A decade ago, the ascent of the Web browser as the center of the computing world appeared inevitable. It seemed just a matter of time before the Web replaced PC application software and reduced operating systems to a "poorly debugged set of device drivers," as Netscape cofounder Marc Andreessen famously said. First Java, then Flash, then Ajax, then HTML5 — increasingly interactive online code — promised to put all apps in the cloud and replace the desktop with the WebTop. Open, free, and out of control.

But there has always been an alternative path, one that saw the Web as a worthy tool but not the whole toolkit. The argument then was that "push" technologies such as PointCast and Microsoft's Active Desktop would create a "radical future of media beyond the Web." The point was altogether prescient: a glimpse of the machine-to-machine future that would be less about browsing and more about getting. As it happened, PointCast quickly imploded, taking push with it. But just as Web 2.0 is simply Web 1.0 that works, the idea has come around again. Those push concepts have now reappeared as APIs, apps, and the Smartphone. And this time we have Apple and the iPhone/iPad juggernaut leading the way, with tens of millions of consumers already voting with their wallets for an app-led experience. This post-Web future now looks a lot more convincing. Indeed, it's already here.

Information provided -

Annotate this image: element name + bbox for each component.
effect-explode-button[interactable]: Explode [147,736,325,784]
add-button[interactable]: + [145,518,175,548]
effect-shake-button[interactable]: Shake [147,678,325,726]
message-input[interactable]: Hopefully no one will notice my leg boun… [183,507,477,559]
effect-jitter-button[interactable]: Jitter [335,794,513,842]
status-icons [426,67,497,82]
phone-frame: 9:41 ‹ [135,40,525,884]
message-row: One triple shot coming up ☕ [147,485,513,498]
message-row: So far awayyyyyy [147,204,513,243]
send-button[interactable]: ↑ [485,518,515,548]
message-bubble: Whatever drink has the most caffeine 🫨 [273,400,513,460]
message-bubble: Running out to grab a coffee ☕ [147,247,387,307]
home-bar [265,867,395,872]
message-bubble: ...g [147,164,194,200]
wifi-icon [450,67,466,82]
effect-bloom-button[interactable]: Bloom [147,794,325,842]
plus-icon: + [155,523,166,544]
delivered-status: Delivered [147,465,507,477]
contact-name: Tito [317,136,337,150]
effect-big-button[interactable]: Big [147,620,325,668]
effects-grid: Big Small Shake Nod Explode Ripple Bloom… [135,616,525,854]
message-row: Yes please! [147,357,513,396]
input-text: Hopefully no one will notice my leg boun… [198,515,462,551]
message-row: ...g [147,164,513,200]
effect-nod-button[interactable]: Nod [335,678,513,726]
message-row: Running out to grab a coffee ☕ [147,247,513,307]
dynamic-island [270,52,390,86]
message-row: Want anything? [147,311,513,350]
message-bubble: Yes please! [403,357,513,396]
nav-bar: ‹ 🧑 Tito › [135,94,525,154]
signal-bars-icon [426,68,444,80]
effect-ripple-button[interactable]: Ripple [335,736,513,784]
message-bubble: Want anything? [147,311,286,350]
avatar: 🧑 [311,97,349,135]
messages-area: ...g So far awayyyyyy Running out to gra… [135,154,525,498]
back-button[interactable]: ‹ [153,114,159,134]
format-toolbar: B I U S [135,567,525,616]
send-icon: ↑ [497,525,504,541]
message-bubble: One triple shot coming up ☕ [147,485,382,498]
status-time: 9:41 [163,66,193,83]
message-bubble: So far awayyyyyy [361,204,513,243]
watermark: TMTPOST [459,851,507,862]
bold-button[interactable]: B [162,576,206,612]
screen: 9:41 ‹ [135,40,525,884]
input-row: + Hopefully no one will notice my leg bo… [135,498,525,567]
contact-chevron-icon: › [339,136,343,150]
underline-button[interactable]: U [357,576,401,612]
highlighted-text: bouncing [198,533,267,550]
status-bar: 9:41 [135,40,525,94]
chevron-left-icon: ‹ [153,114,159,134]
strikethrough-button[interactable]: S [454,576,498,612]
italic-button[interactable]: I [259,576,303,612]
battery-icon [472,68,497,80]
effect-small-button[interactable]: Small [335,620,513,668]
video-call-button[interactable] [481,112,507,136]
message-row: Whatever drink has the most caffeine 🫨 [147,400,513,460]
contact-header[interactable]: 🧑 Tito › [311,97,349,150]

Instructions for the task -
Continue the passage about the Web browser and the rise of apps, starting right after its last sentence.

Response to this task -
The Web is, after all, just one of many applications that exist on the Internet, which uses the IP and TCP protocols to move packets around. This architecture — not the specific applications built on top of it — is the revolution. Today the content you see in your browser — largely HTML data delivered via the http protocol on port 80 — accounts for less than a quarter of the traffic on the Internet … and it's shrinking. The applications that account for more of the Internet's traffic include peer-to-peer file transfers, email, company VPNs, the machine-to-machine communications of APIs, Skype calls, and online games, Xbox Live, iTunes, voice-over-IP phones, iChat, and Netflix movie streaming. Many of the newer Net applications are closed, often proprietary, networks.

And the shift is only accelerating. Within five years, Morgan Stanley projects, the number of users accessing the Net from mobile devices will surpass the number who access it from PCs. Because the screens are smaller, such mobile traffic tends to be driven by specialty software, mostly apps, designed for a single purpose. For the sake of the optimized experience on mobile devices, users forgo the general-purpose browser. They use the Net, but not the Web. Fast beats flexible.

This was all inevitable. It is the cycle of capitalism. The story of industrial revolutions, after all, is a story of battles over control. A technology is invented, it spreads, a thousand flowers bloom, and then someone finds a way to own it, locking out others. It happens every time.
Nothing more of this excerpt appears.